===== 原文

- 任意整理後に2回以上滞納すると一括返済を請求される可能性が高い
- 任意整理後に払えなくなっても、再度の債務整理による解決方法はある
- 任意整理後の返済が苦しくても闇金に手を出してはいけない
- 任意整理後に払えなくなったら弁護士・司法書士への相談が有効である
任意整理をすると毎月の返済額を減らすことができますが、任意整理後に収入が減少したり、やむを得ない出費が増加したりして、返済が苦しくなることもあるでしょう。
しかし、任意整理後の滞納を放置することは禁物です。最悪の場合は債権者に法的措置をとられて財産を差し押さえられることがあります。
任意整理後に払えない状態に陥った場合でも、解決できる方法はあります。「もう打つ手がない」と考えてしまうかもしれませんが、状況に応じて適切に対処すれば解決の可能性が高まります。
この記事では、任意整理後に滞納するとどうなるのか、払えなくてもやってはいけないこと、そして状況に応じた解決方法についてわかりやすく解説します。
任意整理後の返済を滞納するとどうなる?
任意整理後は、債権者と交わした和解書に記載されているとおりに返済していく必要があります。
その返済を滞納した場合にどうなるかを知るには、まず和解書の記載を確認してください。
ほとんどのケースでは、返済を「2回以上」怠ると期限の利益を失う旨が記載されているはずです。以下では、これを前提として解説していきます。
しかし、中には返済を1回でも怠ると期限の利益を失う旨が記載されているケースもあります。その場合は、1回滞納した時点で以下の解説でいうところの「2回以上」滞納した場合と同じ状況となることにご注意ください。
1回だけの滞納なら督促を受けるだけ|ただし遅延損害金は発生する
任意整理後の返済を1回でも滞納すると、債権者から督促を受ける可能性が高いです。

==========

[作業内容]
1 - 任意整理後の返済滞納についての文章の冒頭で、箇条書きにされている要点を一つ残らず挙げてください。
2 - 任意整理後の返済滞納についての文章を、最後の文の次から書き継いでください。

===== 保存記録

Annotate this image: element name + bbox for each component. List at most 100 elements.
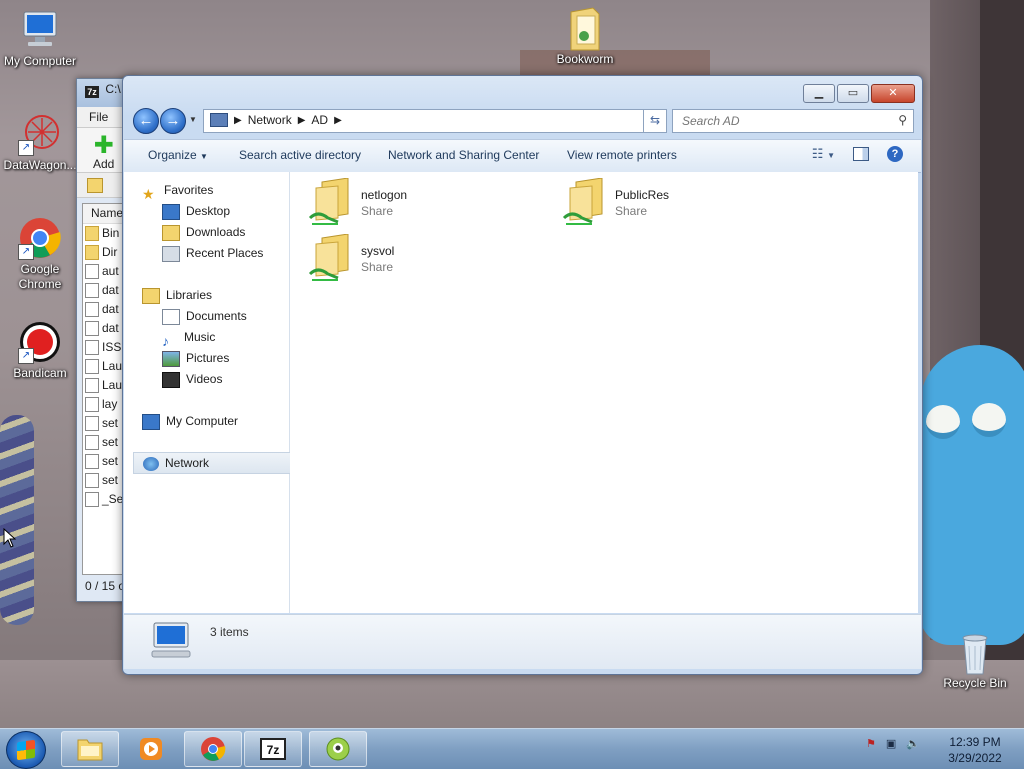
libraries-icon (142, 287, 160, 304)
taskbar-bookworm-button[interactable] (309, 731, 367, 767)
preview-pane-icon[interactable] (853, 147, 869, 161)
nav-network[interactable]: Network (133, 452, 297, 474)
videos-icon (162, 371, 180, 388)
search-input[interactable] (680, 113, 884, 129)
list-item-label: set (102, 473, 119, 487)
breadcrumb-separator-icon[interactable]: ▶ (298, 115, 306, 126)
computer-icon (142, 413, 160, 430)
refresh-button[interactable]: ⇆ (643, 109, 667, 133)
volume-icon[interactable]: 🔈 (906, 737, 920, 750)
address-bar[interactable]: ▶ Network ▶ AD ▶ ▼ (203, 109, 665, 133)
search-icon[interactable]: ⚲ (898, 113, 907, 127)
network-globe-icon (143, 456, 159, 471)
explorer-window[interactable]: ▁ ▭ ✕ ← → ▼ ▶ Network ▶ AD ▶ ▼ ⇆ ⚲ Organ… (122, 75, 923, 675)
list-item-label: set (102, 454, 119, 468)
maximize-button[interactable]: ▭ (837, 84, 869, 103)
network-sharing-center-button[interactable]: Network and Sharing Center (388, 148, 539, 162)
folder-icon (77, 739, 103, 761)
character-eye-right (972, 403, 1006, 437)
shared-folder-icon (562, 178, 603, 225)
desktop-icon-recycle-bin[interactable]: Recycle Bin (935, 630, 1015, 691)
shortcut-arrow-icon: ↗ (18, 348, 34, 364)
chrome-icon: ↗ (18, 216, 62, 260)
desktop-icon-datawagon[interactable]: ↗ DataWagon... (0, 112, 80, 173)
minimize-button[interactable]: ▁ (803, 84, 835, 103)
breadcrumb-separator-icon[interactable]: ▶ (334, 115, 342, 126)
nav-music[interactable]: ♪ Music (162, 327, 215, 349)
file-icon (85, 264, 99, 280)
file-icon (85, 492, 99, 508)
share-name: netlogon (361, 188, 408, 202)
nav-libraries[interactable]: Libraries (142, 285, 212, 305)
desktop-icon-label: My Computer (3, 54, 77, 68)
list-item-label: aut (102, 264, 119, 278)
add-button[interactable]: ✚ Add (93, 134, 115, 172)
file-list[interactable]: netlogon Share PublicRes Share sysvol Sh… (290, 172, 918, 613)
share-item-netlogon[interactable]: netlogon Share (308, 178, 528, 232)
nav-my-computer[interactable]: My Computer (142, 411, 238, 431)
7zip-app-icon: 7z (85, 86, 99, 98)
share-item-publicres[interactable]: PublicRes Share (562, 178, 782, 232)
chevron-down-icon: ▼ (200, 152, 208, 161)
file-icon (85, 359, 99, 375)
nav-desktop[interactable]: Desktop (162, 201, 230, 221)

==========

[回答]
1 -
- 任意整理後に2回以上滞納すると一括返済を請求される可能性が高い
- 任意整理後に払えなくなっても、再度の債務整理による解決方法はある
- 任意整理後の返済が苦しくても闇金に手を出してはいけない
- 任意整理後に払えなくなったら弁護士・司法書士への相談が有効である

2 -
ただし、この段階では「いつ支払えますか」「早めにお支払いください」などと催促されるだけで、いきなり裁判を起こされたりすることはほとんどありません。また、1回の滞納ではまだ期限の利益を喪失していないので、残りの借金を一括返済することは不要です。
なお、1回だけの滞納であっても、滞納期間に対応する遅延損害金の支払いを請求される可能性があるのでご注意ください。
2回以上の滞納は一括返済の請求を受ける
滞納が2回以上になると、督促を受けるだけでなく残りの借金について一括で返済するように請求されてしまいます。なぜなら、期限の利益を失うからです。
期限の利益とは、返済期限がくるまでは返済しなくてよいという債務者にとっての利益のことです。
分割払いで和解した場合は、毎月の返済日に所定の金額を支払えば残りはまだ支払わなくてよいという利益が与えられています。
期限の利益を失うと分割払いが認められなくなり、ただちに残りの借金を一括で返済しなければならない状態になるのです。
なお、必ずしも2回連続で滞納した場合に限らず、「滞納額が2回分の返済額に達したとき」などにも、期限の利益を失うとされている場合があります。
どのような場合に期限の利益を失うかについては、任意整理に関する和解書の定めに従いますので、和解書の記載はしっかりと確認してください。
最終的には裁判・差し押さえを受ける
一括返済の請求を受けても支払えない場合には、債権者が支払督促や民事訴訟といった裁判手続きをとってきます。
支払督促が送達されてきた場合、債務者は2週間以内に異議申立てを行わなければ、債権者は「仮執行宣言付支払督促」の申立てが可能となります。裁判所によって仮執行宣言付支払督促が発せられると、債権者は強制執行を申し立てることができるようになります。
民事訴訟を提起された場合、裁判所の法廷で債権の存否などが争われます。債権者の言い分を認める判決が確定すると、債権者は強制執行を申し立てることが可能となります。
強制執行を申し立てられると、債務者の給料や預金口座などの財産が差し押さえられます。こうなると、生活費を賄えなくなる、家族や職場に借金のことを知られてしまうなど、さまざまなデメリットが生じるおそれがあります。
いつ裁判を起こしてくるかは債権者によって異なりますが、放置していると必ず裁判を起こされ、差し押さえを受けると考えておくべきです。
任意整理後の返済を滞納してしまう原因
任意整理をして借金問題を解決したはずなのに、返済を滞納してしまうのはなぜなのでしょうか。
その原因によって対処法も変わってきますので、ご自身が任意整理後の返済を滞納してしまった原因をしっかりと確認しておきましょう。
突発的な事情が生じた
誰しも、生活していると突発的な事情で出費が増えることはあり得ます。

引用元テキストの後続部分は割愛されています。